# [Instructions to follow]
Please find all lines in the data that hold the string "this" and copy them.

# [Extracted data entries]
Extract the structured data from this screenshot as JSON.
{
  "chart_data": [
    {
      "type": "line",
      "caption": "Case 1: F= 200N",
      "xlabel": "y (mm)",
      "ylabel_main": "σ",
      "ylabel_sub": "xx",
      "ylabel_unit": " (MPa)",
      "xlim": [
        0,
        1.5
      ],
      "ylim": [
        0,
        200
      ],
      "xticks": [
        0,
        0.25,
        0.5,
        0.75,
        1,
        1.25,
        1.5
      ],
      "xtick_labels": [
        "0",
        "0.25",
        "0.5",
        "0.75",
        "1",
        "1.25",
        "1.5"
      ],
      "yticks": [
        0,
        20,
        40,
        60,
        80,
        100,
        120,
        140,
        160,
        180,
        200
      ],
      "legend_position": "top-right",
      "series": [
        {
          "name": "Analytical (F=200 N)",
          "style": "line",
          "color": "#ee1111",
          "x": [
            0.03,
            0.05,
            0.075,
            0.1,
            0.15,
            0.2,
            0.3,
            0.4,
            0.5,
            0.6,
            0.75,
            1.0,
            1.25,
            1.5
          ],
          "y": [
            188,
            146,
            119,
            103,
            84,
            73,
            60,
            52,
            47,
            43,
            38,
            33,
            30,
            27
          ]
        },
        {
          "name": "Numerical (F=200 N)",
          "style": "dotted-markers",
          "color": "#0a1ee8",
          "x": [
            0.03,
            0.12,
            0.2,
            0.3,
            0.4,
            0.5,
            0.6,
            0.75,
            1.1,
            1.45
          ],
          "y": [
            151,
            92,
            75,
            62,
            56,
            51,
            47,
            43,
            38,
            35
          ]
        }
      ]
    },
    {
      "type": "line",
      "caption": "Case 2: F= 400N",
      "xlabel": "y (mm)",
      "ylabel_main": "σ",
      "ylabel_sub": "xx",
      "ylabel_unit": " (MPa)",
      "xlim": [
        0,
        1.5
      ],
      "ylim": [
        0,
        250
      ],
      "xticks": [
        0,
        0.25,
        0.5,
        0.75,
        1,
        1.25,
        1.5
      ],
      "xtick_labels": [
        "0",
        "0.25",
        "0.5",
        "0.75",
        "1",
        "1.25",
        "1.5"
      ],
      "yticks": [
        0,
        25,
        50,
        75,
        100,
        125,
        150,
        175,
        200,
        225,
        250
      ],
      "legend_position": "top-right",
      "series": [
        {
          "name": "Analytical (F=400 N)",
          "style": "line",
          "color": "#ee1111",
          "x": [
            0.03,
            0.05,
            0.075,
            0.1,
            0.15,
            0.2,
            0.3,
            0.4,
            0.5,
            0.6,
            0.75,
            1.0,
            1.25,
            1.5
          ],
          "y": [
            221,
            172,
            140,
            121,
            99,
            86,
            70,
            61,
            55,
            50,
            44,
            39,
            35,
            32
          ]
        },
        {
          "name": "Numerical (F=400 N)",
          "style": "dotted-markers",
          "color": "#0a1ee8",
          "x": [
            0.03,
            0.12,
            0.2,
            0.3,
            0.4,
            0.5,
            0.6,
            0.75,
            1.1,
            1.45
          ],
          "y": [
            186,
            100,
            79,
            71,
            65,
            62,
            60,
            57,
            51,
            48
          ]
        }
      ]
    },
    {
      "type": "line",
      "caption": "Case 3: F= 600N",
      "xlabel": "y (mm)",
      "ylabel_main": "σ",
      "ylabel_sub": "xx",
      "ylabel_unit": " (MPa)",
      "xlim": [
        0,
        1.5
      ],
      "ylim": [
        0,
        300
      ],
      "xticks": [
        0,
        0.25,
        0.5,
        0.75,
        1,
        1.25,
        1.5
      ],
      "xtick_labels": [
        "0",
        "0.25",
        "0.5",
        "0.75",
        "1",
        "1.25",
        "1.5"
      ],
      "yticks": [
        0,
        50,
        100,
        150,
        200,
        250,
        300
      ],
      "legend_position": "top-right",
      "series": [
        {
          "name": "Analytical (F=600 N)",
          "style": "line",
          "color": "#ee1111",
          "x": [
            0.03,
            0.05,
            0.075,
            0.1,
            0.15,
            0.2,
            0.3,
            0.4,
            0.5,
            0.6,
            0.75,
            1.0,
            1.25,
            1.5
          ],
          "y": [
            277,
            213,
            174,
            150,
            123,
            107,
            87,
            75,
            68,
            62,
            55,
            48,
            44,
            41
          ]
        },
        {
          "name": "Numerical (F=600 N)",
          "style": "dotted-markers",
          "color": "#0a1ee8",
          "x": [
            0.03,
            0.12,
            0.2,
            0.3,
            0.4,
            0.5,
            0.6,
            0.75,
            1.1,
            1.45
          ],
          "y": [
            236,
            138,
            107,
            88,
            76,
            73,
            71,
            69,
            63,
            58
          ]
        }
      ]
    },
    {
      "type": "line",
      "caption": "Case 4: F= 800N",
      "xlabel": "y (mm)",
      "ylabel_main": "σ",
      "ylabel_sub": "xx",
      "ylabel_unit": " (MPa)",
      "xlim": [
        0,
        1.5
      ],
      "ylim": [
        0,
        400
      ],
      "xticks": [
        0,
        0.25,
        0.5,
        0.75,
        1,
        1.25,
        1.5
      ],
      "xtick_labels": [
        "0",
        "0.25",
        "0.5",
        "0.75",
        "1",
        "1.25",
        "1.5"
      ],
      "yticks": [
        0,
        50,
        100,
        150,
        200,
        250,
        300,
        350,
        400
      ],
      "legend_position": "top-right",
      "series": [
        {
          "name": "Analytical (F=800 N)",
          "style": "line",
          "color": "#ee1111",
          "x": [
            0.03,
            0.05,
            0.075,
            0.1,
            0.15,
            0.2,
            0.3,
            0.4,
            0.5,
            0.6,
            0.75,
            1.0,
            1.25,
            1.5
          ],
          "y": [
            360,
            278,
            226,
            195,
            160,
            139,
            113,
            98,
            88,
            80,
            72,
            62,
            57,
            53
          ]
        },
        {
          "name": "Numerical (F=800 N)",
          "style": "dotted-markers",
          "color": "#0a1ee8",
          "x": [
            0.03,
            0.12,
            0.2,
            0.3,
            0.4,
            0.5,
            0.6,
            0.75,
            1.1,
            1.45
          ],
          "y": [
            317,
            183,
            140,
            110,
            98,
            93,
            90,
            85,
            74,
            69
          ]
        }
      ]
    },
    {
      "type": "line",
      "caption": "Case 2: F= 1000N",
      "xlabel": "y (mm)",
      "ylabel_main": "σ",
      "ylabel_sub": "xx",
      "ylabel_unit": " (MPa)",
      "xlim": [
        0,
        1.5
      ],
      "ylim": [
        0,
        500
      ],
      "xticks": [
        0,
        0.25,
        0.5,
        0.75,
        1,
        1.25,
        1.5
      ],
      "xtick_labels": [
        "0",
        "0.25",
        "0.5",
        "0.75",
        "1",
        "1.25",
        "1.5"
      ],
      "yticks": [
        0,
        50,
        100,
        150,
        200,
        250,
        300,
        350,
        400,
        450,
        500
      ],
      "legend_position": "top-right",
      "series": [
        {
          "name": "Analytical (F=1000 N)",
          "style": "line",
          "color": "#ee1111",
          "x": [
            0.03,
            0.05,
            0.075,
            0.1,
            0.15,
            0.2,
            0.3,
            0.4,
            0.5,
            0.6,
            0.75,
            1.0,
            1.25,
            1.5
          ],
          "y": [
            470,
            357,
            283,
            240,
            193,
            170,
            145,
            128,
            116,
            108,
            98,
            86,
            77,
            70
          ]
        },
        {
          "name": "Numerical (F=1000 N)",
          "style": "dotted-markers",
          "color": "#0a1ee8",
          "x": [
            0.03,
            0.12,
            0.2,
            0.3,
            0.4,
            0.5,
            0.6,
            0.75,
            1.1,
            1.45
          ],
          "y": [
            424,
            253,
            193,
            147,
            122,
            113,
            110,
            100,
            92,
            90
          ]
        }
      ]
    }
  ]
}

---

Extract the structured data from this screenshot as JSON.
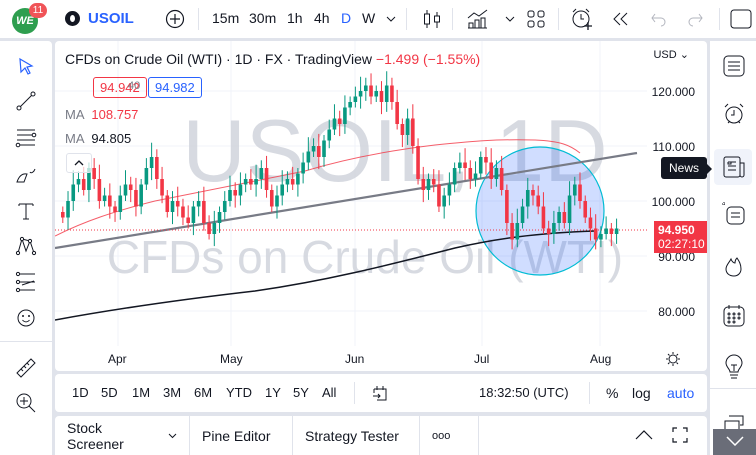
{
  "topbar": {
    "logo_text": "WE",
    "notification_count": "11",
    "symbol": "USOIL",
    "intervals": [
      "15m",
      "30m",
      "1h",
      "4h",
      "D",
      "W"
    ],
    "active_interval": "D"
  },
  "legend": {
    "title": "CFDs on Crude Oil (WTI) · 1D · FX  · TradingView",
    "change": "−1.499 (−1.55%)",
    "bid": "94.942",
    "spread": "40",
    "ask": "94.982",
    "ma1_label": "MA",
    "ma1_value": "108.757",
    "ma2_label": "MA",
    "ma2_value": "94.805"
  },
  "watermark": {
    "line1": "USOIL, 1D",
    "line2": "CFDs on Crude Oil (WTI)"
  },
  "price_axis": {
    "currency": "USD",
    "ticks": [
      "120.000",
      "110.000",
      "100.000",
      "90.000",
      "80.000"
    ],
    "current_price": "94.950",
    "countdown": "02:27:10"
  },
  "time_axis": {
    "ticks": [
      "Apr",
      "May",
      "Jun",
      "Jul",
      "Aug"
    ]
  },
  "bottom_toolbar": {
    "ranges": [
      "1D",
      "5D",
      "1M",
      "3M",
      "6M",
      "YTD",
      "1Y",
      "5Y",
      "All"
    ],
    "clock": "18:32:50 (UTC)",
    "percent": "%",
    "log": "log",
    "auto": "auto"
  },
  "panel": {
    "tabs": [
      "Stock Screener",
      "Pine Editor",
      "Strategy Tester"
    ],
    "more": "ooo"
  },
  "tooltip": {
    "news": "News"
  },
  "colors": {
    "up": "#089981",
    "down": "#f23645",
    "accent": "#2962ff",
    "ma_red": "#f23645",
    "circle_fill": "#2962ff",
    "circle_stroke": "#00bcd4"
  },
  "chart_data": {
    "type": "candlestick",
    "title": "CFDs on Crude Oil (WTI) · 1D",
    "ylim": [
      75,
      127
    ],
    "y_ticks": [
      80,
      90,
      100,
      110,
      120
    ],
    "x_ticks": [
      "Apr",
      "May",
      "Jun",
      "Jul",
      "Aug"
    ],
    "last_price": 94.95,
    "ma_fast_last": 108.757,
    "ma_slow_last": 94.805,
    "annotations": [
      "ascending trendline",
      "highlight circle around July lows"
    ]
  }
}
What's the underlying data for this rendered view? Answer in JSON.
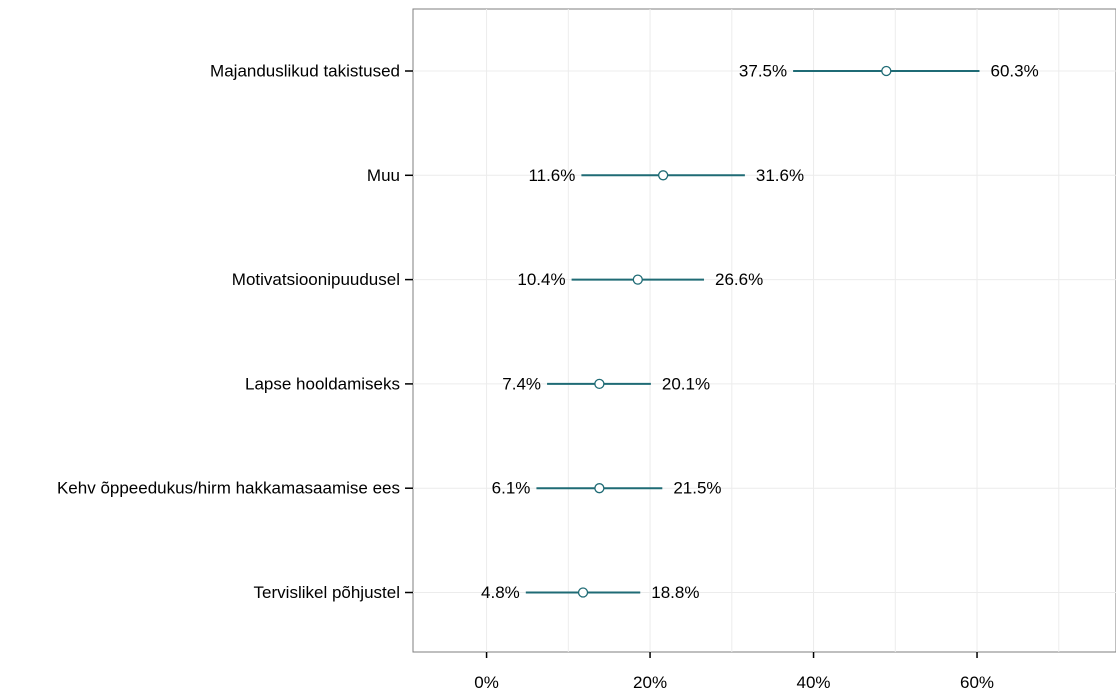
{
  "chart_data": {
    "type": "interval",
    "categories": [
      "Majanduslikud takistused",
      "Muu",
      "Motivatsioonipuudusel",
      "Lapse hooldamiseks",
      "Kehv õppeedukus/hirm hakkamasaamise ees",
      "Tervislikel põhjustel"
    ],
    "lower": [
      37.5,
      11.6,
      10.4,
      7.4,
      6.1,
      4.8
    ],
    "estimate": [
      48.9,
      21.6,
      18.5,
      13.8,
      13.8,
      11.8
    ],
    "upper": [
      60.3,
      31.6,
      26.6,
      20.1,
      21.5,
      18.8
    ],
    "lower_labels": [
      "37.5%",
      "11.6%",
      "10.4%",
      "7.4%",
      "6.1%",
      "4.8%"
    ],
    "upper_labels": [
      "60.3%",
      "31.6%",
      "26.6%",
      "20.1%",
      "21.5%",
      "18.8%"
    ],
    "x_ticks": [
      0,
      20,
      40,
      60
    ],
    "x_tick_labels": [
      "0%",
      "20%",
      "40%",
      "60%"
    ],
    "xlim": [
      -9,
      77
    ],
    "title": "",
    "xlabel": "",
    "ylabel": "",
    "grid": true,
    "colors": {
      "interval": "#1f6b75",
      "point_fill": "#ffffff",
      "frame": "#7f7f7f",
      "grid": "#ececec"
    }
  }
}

---

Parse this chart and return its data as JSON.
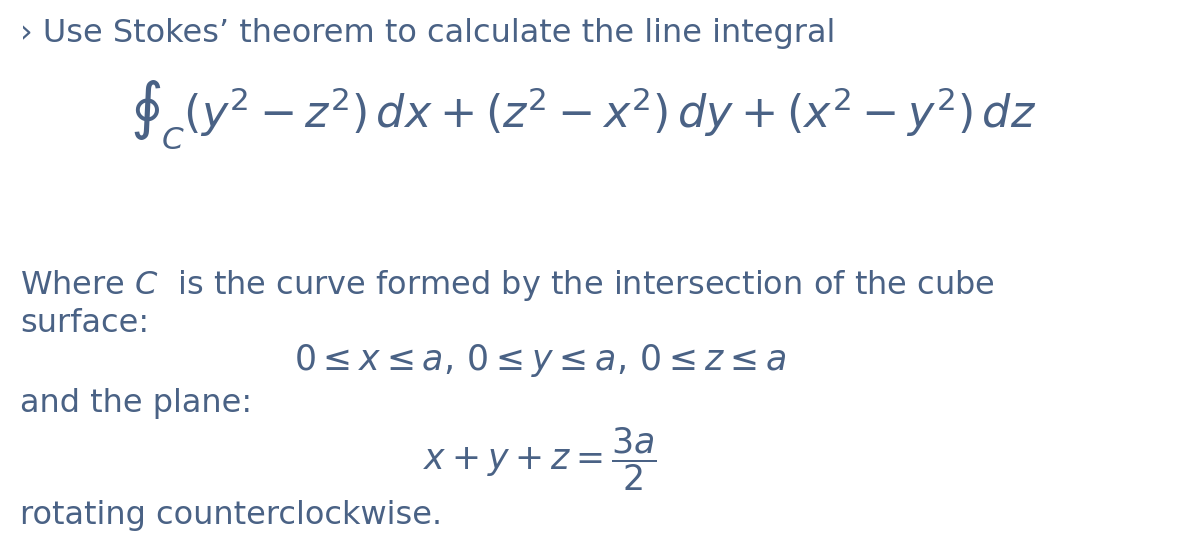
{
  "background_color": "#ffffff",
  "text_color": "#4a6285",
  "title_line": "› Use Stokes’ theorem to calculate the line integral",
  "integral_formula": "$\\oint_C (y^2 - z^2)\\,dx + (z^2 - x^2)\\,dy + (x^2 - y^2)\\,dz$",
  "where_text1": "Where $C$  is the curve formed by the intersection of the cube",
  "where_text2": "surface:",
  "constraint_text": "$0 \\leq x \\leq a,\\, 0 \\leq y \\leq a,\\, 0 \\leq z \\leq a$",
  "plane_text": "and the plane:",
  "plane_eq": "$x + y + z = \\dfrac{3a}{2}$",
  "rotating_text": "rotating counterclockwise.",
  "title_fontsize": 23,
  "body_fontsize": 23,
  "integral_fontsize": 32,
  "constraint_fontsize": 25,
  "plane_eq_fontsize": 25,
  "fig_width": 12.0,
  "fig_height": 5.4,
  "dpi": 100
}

# [Answer]
Extract the structured data from this screenshot as JSON.
Extract the structured data from this screenshot as JSON.
What's the underlying data for this rendered view? Answer in JSON.
Parse this chart and return its data as JSON.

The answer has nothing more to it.